## Start Record list

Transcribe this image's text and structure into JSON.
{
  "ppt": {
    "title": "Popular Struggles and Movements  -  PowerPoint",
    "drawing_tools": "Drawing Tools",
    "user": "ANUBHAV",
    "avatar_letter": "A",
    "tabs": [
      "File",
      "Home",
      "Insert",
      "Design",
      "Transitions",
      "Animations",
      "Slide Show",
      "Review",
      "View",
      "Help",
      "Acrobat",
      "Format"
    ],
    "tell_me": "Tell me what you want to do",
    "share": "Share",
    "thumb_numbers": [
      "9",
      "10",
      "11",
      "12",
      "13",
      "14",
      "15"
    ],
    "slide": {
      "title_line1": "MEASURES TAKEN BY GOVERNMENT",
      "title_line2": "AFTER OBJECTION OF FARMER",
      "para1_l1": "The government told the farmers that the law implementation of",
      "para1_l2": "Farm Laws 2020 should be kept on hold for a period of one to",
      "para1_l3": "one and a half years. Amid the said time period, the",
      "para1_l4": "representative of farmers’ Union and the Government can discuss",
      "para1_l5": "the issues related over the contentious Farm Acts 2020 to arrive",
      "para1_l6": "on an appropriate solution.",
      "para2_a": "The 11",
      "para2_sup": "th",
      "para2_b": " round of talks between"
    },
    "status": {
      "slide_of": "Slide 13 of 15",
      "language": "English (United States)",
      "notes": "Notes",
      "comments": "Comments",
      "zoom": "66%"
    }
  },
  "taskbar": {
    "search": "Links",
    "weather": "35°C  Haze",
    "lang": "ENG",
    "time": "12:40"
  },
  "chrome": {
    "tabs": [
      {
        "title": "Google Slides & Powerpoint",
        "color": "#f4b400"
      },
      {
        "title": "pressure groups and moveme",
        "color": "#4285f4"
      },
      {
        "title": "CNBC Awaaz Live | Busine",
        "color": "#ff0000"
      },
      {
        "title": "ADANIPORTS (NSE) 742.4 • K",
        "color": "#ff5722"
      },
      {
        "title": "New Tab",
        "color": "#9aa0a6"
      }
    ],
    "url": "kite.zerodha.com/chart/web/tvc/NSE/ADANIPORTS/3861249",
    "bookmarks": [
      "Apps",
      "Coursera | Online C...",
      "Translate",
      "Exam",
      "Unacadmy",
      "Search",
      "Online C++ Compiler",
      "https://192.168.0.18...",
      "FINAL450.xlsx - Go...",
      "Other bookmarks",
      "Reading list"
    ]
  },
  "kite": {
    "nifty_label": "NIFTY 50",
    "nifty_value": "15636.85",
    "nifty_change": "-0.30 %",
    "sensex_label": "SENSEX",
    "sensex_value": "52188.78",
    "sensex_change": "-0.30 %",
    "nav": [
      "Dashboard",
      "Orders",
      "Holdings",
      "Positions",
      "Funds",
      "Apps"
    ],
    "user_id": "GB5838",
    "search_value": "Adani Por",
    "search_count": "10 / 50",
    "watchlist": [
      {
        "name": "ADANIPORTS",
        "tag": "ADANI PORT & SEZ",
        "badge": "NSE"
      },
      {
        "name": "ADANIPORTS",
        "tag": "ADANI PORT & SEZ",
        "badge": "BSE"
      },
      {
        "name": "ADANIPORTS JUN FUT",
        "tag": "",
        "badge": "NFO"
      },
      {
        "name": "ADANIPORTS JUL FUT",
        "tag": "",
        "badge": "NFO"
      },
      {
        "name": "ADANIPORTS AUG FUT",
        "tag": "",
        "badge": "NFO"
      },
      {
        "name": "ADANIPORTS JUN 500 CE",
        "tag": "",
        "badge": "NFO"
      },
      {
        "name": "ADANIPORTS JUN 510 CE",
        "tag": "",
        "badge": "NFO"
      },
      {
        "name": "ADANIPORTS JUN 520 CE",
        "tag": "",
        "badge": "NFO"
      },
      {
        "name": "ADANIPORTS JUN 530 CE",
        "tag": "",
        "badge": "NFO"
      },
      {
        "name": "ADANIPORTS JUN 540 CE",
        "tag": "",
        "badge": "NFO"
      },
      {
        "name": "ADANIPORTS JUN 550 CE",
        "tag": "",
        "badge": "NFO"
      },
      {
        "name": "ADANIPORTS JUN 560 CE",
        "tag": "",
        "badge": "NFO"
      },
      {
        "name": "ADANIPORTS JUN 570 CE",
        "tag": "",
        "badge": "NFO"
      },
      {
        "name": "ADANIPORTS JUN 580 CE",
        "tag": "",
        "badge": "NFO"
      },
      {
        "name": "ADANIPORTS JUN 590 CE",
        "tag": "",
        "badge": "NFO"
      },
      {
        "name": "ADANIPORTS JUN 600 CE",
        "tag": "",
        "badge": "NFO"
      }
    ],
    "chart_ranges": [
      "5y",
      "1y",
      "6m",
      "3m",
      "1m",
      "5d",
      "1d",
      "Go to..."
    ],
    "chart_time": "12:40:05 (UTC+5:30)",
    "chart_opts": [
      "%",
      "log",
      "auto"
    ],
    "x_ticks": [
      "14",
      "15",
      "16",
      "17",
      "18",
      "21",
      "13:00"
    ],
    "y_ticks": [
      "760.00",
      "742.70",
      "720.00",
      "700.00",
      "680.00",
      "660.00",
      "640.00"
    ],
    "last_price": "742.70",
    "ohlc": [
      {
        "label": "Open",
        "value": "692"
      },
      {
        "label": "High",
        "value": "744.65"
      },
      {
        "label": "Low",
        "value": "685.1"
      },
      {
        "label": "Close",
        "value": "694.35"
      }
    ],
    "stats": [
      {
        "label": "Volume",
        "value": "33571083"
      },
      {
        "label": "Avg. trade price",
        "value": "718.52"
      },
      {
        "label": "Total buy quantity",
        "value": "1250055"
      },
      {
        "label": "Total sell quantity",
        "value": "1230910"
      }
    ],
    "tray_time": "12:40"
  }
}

## End Record list

• _Aim_: Return the whole listing exactly.

• _Solution for this exercise_:
Transcribe this image's text and structure into JSON.
{
  "ppt": {
    "title": "Popular Struggles and Movements  -  PowerPoint",
    "drawing_tools": "Drawing Tools",
    "user": "ANUBHAV",
    "avatar_letter": "A",
    "tabs": [
      "File",
      "Home",
      "Insert",
      "Design",
      "Transitions",
      "Animations",
      "Slide Show",
      "Review",
      "View",
      "Help",
      "Acrobat",
      "Format"
    ],
    "tell_me": "Tell me what you want to do",
    "share": "Share",
    "thumb_numbers": [
      "9",
      "10",
      "11",
      "12",
      "13",
      "14",
      "15"
    ],
    "slide": {
      "title_line1": "MEASURES TAKEN BY GOVERNMENT",
      "title_line2": "AFTER OBJECTION OF FARMER",
      "para1_l1": "The government told the farmers that the law implementation of",
      "para1_l2": "Farm Laws 2020 should be kept on hold for a period of one to",
      "para1_l3": "one and a half years. Amid the said time period, the",
      "para1_l4": "representative of farmers’ Union and the Government can discuss",
      "para1_l5": "the issues related over the contentious Farm Acts 2020 to arrive",
      "para1_l6": "on an appropriate solution.",
      "para2_a": "The 11",
      "para2_sup": "th",
      "para2_b": " round of talks between"
    },
    "status": {
      "slide_of": "Slide 13 of 15",
      "language": "English (United States)",
      "notes": "Notes",
      "comments": "Comments",
      "zoom": "66%"
    }
  },
  "taskbar": {
    "search": "Links",
    "weather": "35°C  Haze",
    "lang": "ENG",
    "time": "12:40"
  },
  "chrome": {
    "tabs": [
      {
        "title": "Google Slides & Powerpoint",
        "color": "#f4b400"
      },
      {
        "title": "pressure groups and moveme",
        "color": "#4285f4"
      },
      {
        "title": "CNBC Awaaz Live | Busine",
        "color": "#ff0000"
      },
      {
        "title": "ADANIPORTS (NSE) 742.4 • K",
        "color": "#ff5722"
      },
      {
        "title": "New Tab",
        "color": "#9aa0a6"
      }
    ],
    "url": "kite.zerodha.com/chart/web/tvc/NSE/ADANIPORTS/3861249",
    "bookmarks": [
      "Apps",
      "Coursera | Online C...",
      "Translate",
      "Exam",
      "Unacadmy",
      "Search",
      "Online C++ Compiler",
      "https://192.168.0.18...",
      "FINAL450.xlsx - Go...",
      "Other bookmarks",
      "Reading list"
    ]
  },
  "kite": {
    "nifty_label": "NIFTY 50",
    "nifty_value": "15636.85",
    "nifty_change": "-0.30 %",
    "sensex_label": "SENSEX",
    "sensex_value": "52188.78",
    "sensex_change": "-0.30 %",
    "nav": [
      "Dashboard",
      "Orders",
      "Holdings",
      "Positions",
      "Funds",
      "Apps"
    ],
    "user_id": "GB5838",
    "search_value": "Adani Por",
    "search_count": "10 / 50",
    "watchlist": [
      {
        "name": "ADANIPORTS",
        "tag": "ADANI PORT & SEZ",
        "badge": "NSE"
      },
      {
        "name": "ADANIPORTS",
        "tag": "ADANI PORT & SEZ",
        "badge": "BSE"
      },
      {
        "name": "ADANIPORTS JUN FUT",
        "tag": "",
        "badge": "NFO"
      },
      {
        "name": "ADANIPORTS JUL FUT",
        "tag": "",
        "badge": "NFO"
      },
      {
        "name": "ADANIPORTS AUG FUT",
        "tag": "",
        "badge": "NFO"
      },
      {
        "name": "ADANIPORTS JUN 500 CE",
        "tag": "",
        "badge": "NFO"
      },
      {
        "name": "ADANIPORTS JUN 510 CE",
        "tag": "",
        "badge": "NFO"
      },
      {
        "name": "ADANIPORTS JUN 520 CE",
        "tag": "",
        "badge": "NFO"
      },
      {
        "name": "ADANIPORTS JUN 530 CE",
        "tag": "",
        "badge": "NFO"
      },
      {
        "name": "ADANIPORTS JUN 540 CE",
        "tag": "",
        "badge": "NFO"
      },
      {
        "name": "ADANIPORTS JUN 550 CE",
        "tag": "",
        "badge": "NFO"
      },
      {
        "name": "ADANIPORTS JUN 560 CE",
        "tag": "",
        "badge": "NFO"
      },
      {
        "name": "ADANIPORTS JUN 570 CE",
        "tag": "",
        "badge": "NFO"
      },
      {
        "name": "ADANIPORTS JUN 580 CE",
        "tag": "",
        "badge": "NFO"
      },
      {
        "name": "ADANIPORTS JUN 590 CE",
        "tag": "",
        "badge": "NFO"
      },
      {
        "name": "ADANIPORTS JUN 600 CE",
        "tag": "",
        "badge": "NFO"
      }
    ],
    "chart_ranges": [
      "5y",
      "1y",
      "6m",
      "3m",
      "1m",
      "5d",
      "1d",
      "Go to..."
    ],
    "chart_time": "12:40:05 (UTC+5:30)",
    "chart_opts": [
      "%",
      "log",
      "auto"
    ],
    "x_ticks": [
      "14",
      "15",
      "16",
      "17",
      "18",
      "21",
      "13:00"
    ],
    "y_ticks": [
      "760.00",
      "742.70",
      "720.00",
      "700.00",
      "680.00",
      "660.00",
      "640.00"
    ],
    "last_price": "742.70",
    "ohlc": [
      {
        "label": "Open",
        "value": "692"
      },
      {
        "label": "High",
        "value": "744.65"
      },
      {
        "label": "Low",
        "value": "685.1"
      },
      {
        "label": "Close",
        "value": "694.35"
      }
    ],
    "stats": [
      {
        "label": "Volume",
        "value": "33571083"
      },
      {
        "label": "Avg. trade price",
        "value": "718.52"
      },
      {
        "label": "Total buy quantity",
        "value": "1250055"
      },
      {
        "label": "Total sell quantity",
        "value": "1230910"
      }
    ],
    "tray_time": "12:40"
  }
}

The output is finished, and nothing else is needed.